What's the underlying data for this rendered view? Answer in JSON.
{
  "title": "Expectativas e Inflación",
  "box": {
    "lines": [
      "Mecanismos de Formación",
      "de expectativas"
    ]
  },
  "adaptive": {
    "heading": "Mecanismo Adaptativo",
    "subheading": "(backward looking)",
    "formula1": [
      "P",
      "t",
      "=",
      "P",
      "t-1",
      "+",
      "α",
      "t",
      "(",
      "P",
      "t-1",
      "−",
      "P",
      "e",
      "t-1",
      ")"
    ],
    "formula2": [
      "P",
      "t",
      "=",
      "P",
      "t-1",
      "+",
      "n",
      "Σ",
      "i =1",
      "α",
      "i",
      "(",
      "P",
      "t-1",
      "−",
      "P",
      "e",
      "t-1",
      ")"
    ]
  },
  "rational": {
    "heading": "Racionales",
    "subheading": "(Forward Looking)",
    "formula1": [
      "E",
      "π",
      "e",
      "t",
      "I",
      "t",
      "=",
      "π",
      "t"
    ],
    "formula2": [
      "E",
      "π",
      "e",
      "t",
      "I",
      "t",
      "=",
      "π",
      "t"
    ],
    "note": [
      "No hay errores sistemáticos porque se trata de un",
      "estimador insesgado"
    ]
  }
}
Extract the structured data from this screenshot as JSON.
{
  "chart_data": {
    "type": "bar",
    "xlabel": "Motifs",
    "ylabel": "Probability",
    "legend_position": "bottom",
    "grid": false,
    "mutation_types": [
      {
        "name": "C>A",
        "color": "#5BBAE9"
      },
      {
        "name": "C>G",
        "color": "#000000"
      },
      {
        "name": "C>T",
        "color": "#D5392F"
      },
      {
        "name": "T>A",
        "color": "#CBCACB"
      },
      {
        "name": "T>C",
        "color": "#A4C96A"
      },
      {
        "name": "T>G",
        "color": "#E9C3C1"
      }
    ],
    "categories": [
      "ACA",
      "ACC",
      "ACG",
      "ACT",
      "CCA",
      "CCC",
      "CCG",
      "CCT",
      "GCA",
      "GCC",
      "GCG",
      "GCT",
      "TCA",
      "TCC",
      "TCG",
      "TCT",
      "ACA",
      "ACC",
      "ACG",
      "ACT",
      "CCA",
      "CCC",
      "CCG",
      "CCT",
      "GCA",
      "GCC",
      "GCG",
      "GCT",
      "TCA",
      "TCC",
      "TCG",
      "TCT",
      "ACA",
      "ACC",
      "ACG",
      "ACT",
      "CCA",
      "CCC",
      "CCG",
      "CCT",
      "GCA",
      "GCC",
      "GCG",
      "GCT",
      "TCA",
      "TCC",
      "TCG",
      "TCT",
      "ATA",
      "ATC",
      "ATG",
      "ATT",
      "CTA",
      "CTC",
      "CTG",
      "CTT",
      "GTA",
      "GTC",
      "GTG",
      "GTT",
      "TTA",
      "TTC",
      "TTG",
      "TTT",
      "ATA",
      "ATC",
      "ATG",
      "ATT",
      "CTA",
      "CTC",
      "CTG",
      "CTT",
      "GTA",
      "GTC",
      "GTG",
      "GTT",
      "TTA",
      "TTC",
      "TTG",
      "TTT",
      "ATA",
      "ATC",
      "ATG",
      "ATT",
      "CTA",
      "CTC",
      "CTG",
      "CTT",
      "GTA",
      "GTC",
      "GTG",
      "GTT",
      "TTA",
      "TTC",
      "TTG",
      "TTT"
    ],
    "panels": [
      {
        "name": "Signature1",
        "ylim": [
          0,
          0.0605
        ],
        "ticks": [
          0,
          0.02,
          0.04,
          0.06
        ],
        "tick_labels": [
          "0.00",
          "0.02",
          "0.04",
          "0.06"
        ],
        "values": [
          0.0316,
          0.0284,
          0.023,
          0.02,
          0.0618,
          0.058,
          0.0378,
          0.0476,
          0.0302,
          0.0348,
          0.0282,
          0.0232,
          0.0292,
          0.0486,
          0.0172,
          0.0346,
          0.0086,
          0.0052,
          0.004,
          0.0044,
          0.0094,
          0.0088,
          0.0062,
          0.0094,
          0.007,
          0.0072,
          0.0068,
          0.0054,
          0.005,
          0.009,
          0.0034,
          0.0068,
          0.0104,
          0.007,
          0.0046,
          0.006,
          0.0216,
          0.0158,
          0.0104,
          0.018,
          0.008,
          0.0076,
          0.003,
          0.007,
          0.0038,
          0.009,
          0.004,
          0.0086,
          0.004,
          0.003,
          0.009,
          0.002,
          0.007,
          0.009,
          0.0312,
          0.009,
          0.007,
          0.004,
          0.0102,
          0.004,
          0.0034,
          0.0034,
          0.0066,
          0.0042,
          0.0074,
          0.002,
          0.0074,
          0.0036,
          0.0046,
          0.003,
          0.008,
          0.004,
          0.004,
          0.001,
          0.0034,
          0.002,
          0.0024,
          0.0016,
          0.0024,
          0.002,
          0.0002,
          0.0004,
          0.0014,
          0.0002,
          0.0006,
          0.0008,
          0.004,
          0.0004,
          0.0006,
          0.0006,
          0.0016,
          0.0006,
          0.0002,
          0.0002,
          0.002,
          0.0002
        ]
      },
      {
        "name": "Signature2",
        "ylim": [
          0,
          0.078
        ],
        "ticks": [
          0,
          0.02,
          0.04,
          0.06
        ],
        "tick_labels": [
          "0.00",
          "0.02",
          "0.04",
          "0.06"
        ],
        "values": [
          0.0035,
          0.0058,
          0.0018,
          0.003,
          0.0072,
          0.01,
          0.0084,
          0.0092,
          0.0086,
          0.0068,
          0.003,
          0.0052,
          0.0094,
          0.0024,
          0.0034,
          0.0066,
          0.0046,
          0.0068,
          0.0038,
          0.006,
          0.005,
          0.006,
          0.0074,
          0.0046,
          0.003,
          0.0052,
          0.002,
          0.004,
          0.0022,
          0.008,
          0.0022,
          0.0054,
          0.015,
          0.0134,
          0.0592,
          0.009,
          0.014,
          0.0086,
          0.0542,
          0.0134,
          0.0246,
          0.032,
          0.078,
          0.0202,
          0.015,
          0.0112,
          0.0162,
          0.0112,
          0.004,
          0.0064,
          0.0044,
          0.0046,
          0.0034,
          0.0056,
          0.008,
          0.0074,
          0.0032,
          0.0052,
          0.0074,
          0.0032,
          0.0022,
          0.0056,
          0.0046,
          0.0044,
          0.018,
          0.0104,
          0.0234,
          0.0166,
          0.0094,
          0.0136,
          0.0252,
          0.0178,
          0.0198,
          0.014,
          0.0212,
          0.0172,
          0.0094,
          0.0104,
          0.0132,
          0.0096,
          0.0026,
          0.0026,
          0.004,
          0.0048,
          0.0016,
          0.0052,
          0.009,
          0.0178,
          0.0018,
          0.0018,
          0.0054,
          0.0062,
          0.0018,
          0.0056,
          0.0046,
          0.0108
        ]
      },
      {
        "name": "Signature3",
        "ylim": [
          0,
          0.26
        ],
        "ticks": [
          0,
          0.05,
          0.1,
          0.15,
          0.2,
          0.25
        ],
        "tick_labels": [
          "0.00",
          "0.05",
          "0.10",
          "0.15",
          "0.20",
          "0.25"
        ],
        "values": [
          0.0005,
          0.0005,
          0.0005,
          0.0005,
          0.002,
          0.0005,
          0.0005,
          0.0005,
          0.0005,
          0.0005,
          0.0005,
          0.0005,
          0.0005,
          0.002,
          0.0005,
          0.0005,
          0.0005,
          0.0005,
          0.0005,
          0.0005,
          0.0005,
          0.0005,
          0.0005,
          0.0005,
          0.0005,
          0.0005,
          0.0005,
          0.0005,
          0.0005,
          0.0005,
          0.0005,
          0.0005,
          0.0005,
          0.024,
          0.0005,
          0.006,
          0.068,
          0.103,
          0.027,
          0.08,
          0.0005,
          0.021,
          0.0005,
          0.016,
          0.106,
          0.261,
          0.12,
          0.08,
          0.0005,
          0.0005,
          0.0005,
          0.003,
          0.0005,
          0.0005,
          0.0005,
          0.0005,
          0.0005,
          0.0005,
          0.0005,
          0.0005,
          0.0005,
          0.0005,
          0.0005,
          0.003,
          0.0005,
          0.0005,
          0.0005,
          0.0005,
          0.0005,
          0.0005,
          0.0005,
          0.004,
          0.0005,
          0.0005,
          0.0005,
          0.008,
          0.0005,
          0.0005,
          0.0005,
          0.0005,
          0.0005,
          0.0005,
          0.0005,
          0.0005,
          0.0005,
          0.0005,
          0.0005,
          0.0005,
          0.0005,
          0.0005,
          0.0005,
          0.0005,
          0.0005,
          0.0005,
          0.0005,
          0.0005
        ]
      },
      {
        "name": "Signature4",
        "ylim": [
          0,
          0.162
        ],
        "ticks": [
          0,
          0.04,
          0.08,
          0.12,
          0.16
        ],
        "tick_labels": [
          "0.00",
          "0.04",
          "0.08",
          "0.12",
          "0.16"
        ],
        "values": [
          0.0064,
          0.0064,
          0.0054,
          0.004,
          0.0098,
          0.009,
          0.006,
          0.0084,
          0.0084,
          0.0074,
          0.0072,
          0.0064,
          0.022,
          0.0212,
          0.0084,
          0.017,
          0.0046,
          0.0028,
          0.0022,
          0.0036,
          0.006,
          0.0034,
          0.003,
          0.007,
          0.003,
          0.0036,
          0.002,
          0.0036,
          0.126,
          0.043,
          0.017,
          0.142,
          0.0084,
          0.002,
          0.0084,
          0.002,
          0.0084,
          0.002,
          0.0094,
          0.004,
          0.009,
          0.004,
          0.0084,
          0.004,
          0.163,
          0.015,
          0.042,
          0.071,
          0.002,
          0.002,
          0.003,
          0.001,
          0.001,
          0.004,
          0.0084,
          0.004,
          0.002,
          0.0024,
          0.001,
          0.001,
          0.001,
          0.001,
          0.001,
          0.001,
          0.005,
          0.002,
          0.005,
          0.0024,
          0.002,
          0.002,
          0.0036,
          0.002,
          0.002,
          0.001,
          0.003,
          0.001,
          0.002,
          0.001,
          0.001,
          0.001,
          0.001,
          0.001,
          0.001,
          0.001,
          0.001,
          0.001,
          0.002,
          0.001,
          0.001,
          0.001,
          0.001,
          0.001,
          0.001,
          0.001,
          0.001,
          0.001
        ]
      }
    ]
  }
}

------------------------

Search the entries for the word "JSON", then list each line that holds it.

Expected answer:
What's the underlying data for this rendered view? Answer in JSON.
Extract the structured data from this screenshot as JSON.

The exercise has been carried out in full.